## WHAT THE EXERCISE ASKS
Transcribe the entries below exactly; leave every image out.

--- BEGIN PROVIDED INFORMATION ---

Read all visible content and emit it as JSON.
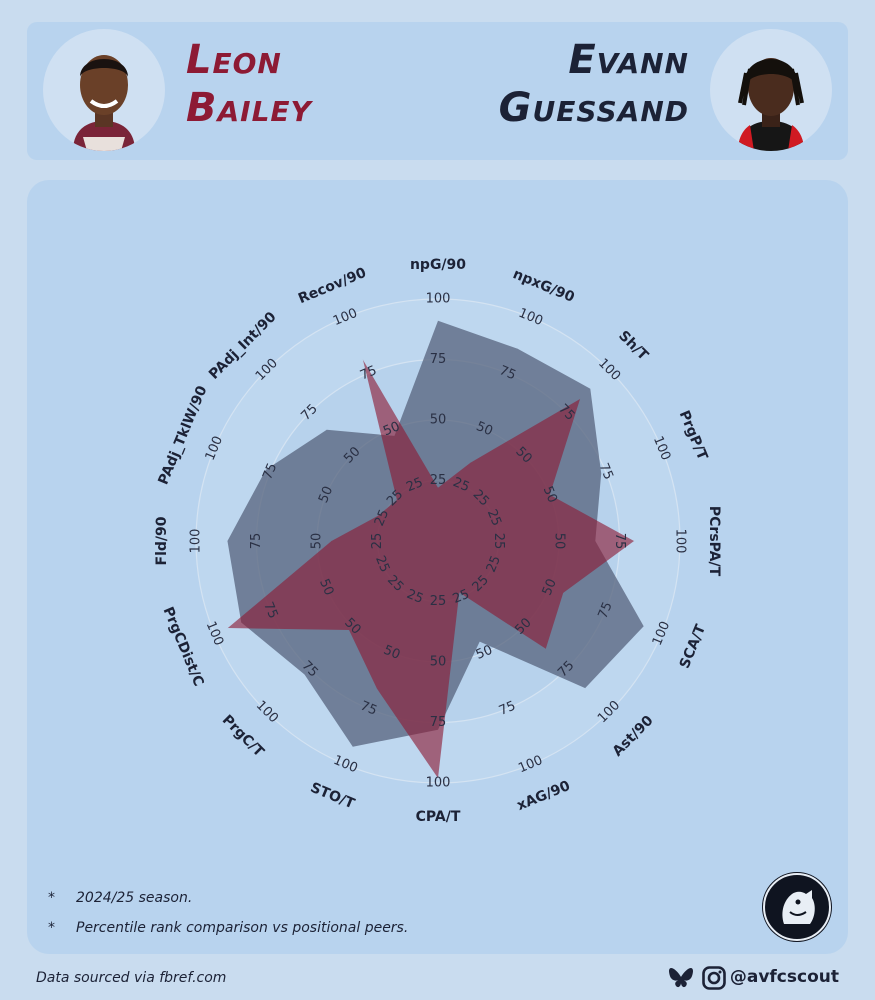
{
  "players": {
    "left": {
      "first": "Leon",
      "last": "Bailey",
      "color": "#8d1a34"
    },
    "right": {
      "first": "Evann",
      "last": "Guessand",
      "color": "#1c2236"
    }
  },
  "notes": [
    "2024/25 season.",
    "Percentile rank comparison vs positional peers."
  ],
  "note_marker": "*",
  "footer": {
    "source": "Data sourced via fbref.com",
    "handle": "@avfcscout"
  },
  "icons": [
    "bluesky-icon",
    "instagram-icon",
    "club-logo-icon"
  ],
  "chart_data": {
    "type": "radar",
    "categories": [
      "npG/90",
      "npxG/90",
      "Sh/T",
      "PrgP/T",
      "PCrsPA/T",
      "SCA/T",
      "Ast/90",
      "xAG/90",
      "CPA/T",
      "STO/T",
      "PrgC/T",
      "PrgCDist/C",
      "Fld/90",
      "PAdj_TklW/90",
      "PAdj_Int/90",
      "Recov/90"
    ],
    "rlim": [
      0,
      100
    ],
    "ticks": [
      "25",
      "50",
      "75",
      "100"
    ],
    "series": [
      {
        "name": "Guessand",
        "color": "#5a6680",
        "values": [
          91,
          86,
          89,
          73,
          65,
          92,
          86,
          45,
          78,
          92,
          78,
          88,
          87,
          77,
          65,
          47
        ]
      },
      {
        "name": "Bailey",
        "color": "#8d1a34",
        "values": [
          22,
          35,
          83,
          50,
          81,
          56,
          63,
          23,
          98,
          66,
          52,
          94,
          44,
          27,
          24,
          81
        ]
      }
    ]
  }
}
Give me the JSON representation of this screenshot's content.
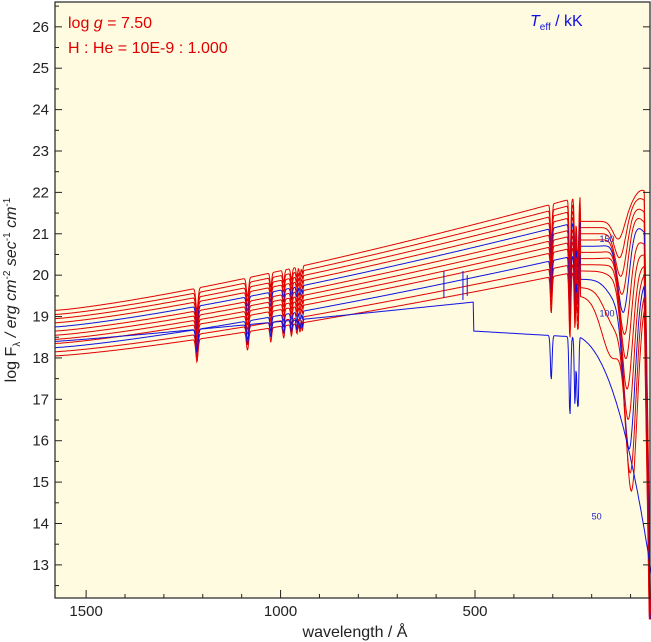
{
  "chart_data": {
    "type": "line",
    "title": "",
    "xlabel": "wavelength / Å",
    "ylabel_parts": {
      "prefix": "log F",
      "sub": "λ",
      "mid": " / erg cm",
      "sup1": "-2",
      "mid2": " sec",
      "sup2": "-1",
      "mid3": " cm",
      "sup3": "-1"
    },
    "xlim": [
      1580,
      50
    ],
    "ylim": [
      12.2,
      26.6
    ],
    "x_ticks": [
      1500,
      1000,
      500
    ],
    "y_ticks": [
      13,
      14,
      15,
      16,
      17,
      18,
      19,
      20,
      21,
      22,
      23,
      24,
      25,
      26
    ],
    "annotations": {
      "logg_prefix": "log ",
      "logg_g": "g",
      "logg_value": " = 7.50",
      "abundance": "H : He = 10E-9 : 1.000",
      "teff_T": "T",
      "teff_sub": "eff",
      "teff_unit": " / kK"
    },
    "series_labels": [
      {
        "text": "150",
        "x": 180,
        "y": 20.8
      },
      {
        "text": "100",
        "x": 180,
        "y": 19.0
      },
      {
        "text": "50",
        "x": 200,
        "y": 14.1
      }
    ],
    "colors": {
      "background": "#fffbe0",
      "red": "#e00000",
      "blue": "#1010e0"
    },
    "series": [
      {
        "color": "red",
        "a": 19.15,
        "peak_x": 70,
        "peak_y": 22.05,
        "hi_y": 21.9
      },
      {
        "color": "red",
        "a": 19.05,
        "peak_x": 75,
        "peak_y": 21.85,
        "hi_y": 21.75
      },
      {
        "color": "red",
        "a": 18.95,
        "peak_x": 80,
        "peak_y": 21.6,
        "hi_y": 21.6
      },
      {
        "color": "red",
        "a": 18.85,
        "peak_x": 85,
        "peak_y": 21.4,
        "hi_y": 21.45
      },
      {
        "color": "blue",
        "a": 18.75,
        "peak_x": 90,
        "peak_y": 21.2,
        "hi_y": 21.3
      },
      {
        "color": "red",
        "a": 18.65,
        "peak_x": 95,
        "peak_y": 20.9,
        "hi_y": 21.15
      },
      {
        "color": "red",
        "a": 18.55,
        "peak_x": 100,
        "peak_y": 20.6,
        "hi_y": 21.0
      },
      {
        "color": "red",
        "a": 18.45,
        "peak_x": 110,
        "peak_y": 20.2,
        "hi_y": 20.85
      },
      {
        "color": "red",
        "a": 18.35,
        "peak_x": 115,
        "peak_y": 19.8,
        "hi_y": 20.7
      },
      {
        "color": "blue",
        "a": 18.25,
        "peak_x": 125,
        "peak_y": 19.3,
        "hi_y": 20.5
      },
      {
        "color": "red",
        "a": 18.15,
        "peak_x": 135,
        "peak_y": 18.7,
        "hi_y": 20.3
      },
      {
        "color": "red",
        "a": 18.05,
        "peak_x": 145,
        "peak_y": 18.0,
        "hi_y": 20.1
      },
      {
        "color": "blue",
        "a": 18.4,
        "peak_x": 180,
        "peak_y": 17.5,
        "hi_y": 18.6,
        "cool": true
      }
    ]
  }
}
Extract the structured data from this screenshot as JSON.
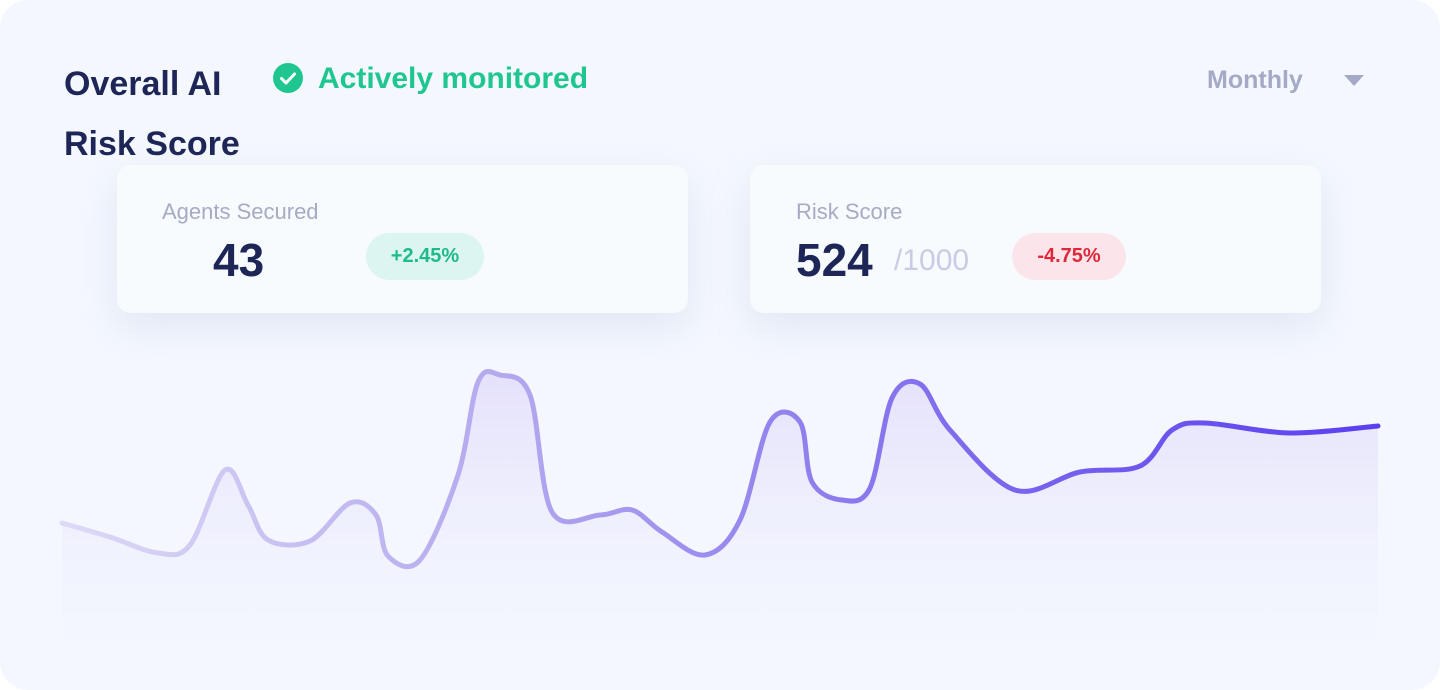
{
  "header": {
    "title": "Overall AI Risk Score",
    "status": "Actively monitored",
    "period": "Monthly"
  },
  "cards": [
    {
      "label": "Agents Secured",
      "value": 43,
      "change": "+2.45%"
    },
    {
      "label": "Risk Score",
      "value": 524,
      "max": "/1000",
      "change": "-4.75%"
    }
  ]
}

--- END PROVIDED INFORMATION ---

## REPLY TO THE TASK
Read all visible content and emit it as JSON.
{
  "players": {
    "left": {
      "first": "Leon",
      "last": "Bailey",
      "color": "#8d1a34"
    },
    "right": {
      "first": "Evann",
      "last": "Guessand",
      "color": "#1c2236"
    }
  },
  "notes": [
    "2024/25 season.",
    "Percentile rank comparison vs positional peers."
  ],
  "note_marker": "*",
  "footer": {
    "source": "Data sourced via fbref.com",
    "handle": "@avfcscout"
  },
  "icons": [
    "bluesky-icon",
    "instagram-icon",
    "club-logo-icon"
  ],
  "chart_data": {
    "type": "radar",
    "categories": [
      "npG/90",
      "npxG/90",
      "Sh/T",
      "PrgP/T",
      "PCrsPA/T",
      "SCA/T",
      "Ast/90",
      "xAG/90",
      "CPA/T",
      "STO/T",
      "PrgC/T",
      "PrgCDist/C",
      "Fld/90",
      "PAdj_TklW/90",
      "PAdj_Int/90",
      "Recov/90"
    ],
    "rlim": [
      0,
      100
    ],
    "ticks": [
      "25",
      "50",
      "75",
      "100"
    ],
    "series": [
      {
        "name": "Guessand",
        "color": "#5a6680",
        "values": [
          91,
          86,
          89,
          73,
          65,
          92,
          86,
          45,
          78,
          92,
          78,
          88,
          87,
          77,
          65,
          47
        ]
      },
      {
        "name": "Bailey",
        "color": "#8d1a34",
        "values": [
          22,
          35,
          83,
          50,
          81,
          56,
          63,
          23,
          98,
          66,
          52,
          94,
          44,
          27,
          24,
          81
        ]
      }
    ]
  }
}
Give me the JSON representation of this screenshot's content.
{
  "chart_data": {
    "type": "line",
    "title": "",
    "xlabel": "wavelength / Å",
    "ylabel_parts": {
      "prefix": "log F",
      "sub": "λ",
      "mid": " / erg cm",
      "sup1": "-2",
      "mid2": " sec",
      "sup2": "-1",
      "mid3": " cm",
      "sup3": "-1"
    },
    "xlim": [
      1580,
      50
    ],
    "ylim": [
      12.2,
      26.6
    ],
    "x_ticks": [
      1500,
      1000,
      500
    ],
    "y_ticks": [
      13,
      14,
      15,
      16,
      17,
      18,
      19,
      20,
      21,
      22,
      23,
      24,
      25,
      26
    ],
    "annotations": {
      "logg_prefix": "log ",
      "logg_g": "g",
      "logg_value": " = 7.50",
      "abundance": "H : He = 10E-9 : 1.000",
      "teff_T": "T",
      "teff_sub": "eff",
      "teff_unit": " / kK"
    },
    "series_labels": [
      {
        "text": "150",
        "x": 180,
        "y": 20.8
      },
      {
        "text": "100",
        "x": 180,
        "y": 19.0
      },
      {
        "text": "50",
        "x": 200,
        "y": 14.1
      }
    ],
    "colors": {
      "background": "#fffbe0",
      "red": "#e00000",
      "blue": "#1010e0"
    },
    "series": [
      {
        "color": "red",
        "a": 19.15,
        "peak_x": 70,
        "peak_y": 22.05,
        "hi_y": 21.9
      },
      {
        "color": "red",
        "a": 19.05,
        "peak_x": 75,
        "peak_y": 21.85,
        "hi_y": 21.75
      },
      {
        "color": "red",
        "a": 18.95,
        "peak_x": 80,
        "peak_y": 21.6,
        "hi_y": 21.6
      },
      {
        "color": "red",
        "a": 18.85,
        "peak_x": 85,
        "peak_y": 21.4,
        "hi_y": 21.45
      },
      {
        "color": "blue",
        "a": 18.75,
        "peak_x": 90,
        "peak_y": 21.2,
        "hi_y": 21.3
      },
      {
        "color": "red",
        "a": 18.65,
        "peak_x": 95,
        "peak_y": 20.9,
        "hi_y": 21.15
      },
      {
        "color": "red",
        "a": 18.55,
        "peak_x": 100,
        "peak_y": 20.6,
        "hi_y": 21.0
      },
      {
        "color": "red",
        "a": 18.45,
        "peak_x": 110,
        "peak_y": 20.2,
        "hi_y": 20.85
      },
      {
        "color": "red",
        "a": 18.35,
        "peak_x": 115,
        "peak_y": 19.8,
        "hi_y": 20.7
      },
      {
        "color": "blue",
        "a": 18.25,
        "peak_x": 125,
        "peak_y": 19.3,
        "hi_y": 20.5
      },
      {
        "color": "red",
        "a": 18.15,
        "peak_x": 135,
        "peak_y": 18.7,
        "hi_y": 20.3
      },
      {
        "color": "red",
        "a": 18.05,
        "peak_x": 145,
        "peak_y": 18.0,
        "hi_y": 20.1
      },
      {
        "color": "blue",
        "a": 18.4,
        "peak_x": 180,
        "peak_y": 17.5,
        "hi_y": 18.6,
        "cool": true
      }
    ]
  }
}
Extract the structured data from this screenshot as JSON.
{
  "header": {
    "title": "Overall AI Risk Score",
    "status": "Actively monitored",
    "period": "Monthly"
  },
  "cards": [
    {
      "label": "Agents Secured",
      "value": 43,
      "change": "+2.45%"
    },
    {
      "label": "Risk Score",
      "value": 524,
      "max": "/1000",
      "change": "-4.75%"
    }
  ]
}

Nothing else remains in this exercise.